● Task instructions
Identify every line in the records below that contains the word "الرابع", and copy each of those lines.

+++ Dataset +++

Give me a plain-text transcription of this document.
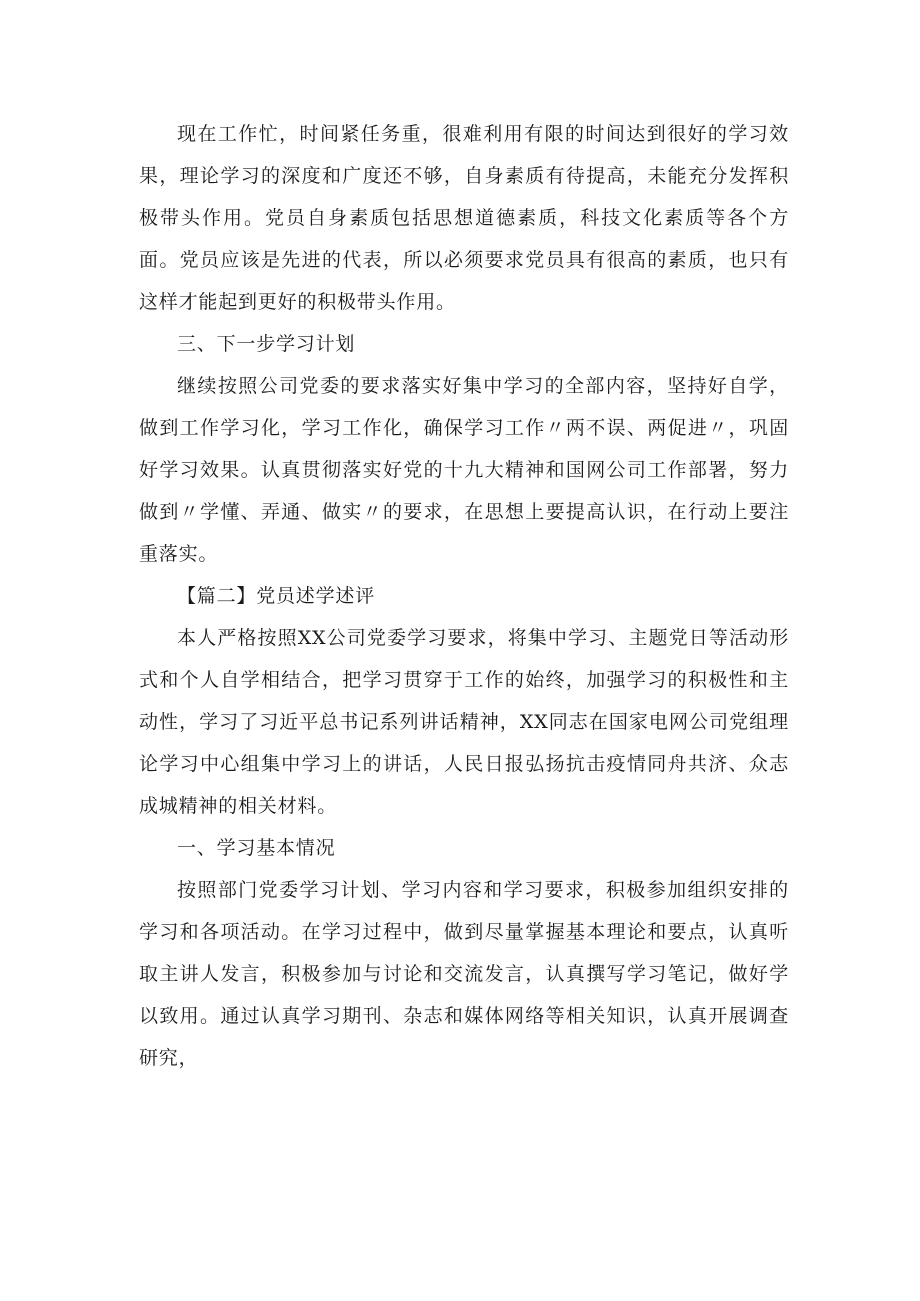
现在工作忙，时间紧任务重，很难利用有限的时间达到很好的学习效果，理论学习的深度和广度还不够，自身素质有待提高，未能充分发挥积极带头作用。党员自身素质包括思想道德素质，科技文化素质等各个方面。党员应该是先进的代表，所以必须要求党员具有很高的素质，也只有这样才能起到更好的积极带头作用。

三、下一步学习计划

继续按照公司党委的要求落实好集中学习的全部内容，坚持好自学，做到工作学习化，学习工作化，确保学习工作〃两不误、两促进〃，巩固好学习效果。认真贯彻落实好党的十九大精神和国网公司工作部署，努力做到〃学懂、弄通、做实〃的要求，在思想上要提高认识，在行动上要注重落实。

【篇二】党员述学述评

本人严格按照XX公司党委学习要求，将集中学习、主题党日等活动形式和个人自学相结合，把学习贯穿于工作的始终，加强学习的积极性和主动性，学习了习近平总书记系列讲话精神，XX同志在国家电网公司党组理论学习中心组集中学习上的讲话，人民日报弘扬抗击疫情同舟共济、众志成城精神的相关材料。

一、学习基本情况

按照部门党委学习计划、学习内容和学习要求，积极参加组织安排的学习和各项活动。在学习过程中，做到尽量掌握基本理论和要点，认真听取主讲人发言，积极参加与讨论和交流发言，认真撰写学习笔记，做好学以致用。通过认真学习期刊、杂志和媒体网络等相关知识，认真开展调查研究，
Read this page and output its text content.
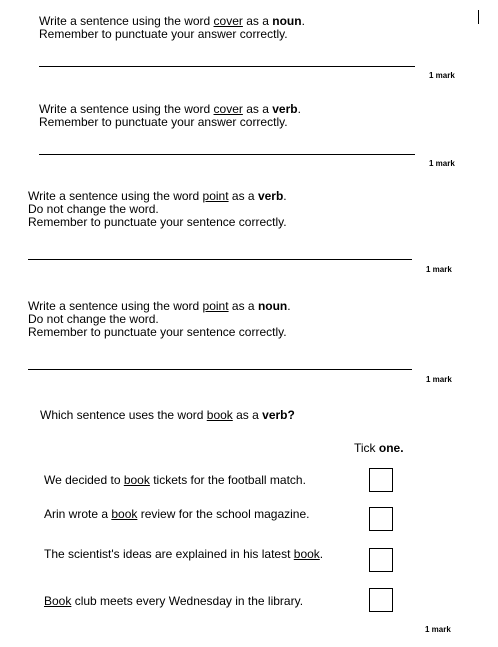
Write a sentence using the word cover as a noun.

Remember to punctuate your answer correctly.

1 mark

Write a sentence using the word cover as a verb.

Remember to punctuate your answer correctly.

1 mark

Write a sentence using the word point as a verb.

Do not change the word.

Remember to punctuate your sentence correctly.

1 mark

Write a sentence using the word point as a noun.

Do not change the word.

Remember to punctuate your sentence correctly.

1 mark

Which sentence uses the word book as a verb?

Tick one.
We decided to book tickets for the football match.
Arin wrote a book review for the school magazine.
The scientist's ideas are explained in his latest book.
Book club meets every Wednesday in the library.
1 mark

+++
+++ Dataset +++

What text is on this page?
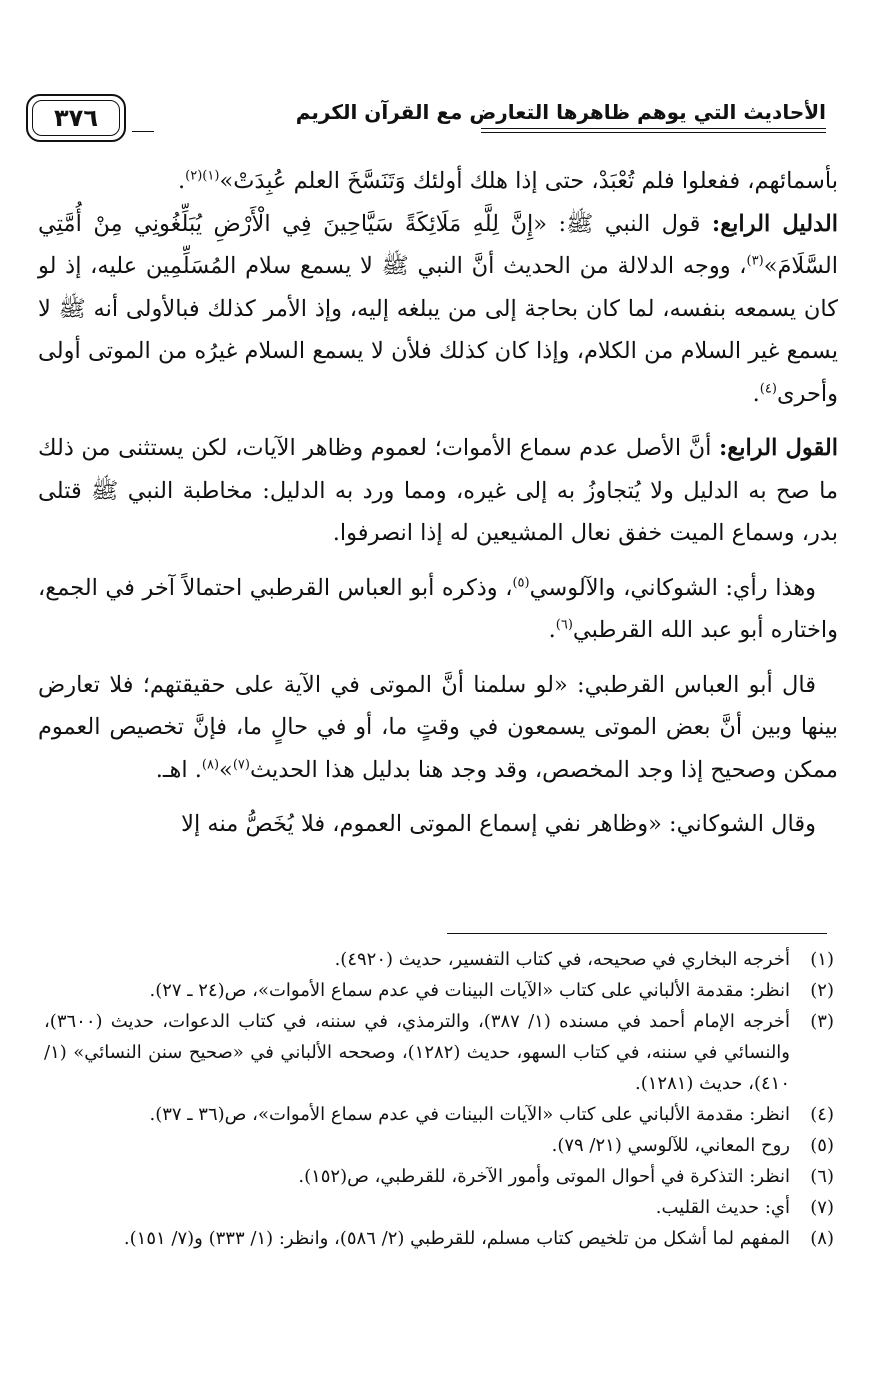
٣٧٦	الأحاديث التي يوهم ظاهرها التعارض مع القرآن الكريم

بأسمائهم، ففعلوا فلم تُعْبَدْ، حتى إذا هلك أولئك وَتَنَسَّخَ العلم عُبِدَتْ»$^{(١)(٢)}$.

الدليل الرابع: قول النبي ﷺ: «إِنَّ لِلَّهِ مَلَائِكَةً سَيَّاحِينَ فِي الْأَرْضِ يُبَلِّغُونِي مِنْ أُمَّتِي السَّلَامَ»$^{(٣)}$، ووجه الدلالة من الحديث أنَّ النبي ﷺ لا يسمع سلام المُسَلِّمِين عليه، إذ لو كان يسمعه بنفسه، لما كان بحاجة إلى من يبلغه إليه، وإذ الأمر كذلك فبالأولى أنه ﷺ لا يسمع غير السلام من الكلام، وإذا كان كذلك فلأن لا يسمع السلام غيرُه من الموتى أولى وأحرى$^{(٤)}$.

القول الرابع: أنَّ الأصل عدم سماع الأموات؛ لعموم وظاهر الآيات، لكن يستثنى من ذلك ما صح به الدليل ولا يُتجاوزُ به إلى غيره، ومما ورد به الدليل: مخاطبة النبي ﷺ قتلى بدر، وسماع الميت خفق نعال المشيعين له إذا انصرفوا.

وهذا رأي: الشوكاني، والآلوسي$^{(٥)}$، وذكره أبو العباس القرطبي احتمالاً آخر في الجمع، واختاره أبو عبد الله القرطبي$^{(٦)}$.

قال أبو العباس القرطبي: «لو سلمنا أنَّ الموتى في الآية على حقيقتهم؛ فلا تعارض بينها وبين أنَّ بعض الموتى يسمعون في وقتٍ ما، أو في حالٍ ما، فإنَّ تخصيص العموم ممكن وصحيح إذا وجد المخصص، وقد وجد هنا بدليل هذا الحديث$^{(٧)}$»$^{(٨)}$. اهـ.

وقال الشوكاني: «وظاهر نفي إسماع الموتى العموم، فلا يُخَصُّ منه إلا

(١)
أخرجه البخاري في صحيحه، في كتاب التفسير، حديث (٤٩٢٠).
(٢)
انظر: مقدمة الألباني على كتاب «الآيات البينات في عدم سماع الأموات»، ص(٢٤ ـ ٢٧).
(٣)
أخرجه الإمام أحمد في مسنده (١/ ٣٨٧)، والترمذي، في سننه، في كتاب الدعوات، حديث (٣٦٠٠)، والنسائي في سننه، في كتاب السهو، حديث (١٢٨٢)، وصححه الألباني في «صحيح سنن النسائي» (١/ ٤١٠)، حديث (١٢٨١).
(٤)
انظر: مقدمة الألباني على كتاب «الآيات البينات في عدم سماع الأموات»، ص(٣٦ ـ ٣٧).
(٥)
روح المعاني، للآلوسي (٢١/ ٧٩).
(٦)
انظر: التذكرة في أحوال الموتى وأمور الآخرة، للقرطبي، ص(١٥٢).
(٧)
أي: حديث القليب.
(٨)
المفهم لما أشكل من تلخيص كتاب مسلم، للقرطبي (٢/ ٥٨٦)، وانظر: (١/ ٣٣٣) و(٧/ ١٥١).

+++

● Result for this exercise
الدليل الرابع: قول النبي ﷺ: «إِنَّ لِلَّهِ مَلَائِكَةً سَيَّاحِينَ فِي الْأَرْضِ يُبَلِّغُونِي مِنْ أُمَّتِي السَّلَامَ»$^{(٣)}$، ووجه الدلالة من الحديث أنَّ النبي ﷺ لا يسمع سلام المُسَلِّمِين عليه، إذ لو كان يسمعه بنفسه، لما كان بحاجة إلى من يبلغه إليه، وإذ الأمر كذلك فبالأولى أنه ﷺ لا يسمع غير السلام من الكلام، وإذا كان كذلك فلأن لا يسمع السلام غيرُه من الموتى أولى وأحرى$^{(٤)}$.
القول الرابع: أنَّ الأصل عدم سماع الأموات؛ لعموم وظاهر الآيات، لكن يستثنى من ذلك ما صح به الدليل ولا يُتجاوزُ به إلى غيره، ومما ورد به الدليل: مخاطبة النبي ﷺ قتلى بدر، وسماع الميت خفق نعال المشيعين له إذا انصرفوا.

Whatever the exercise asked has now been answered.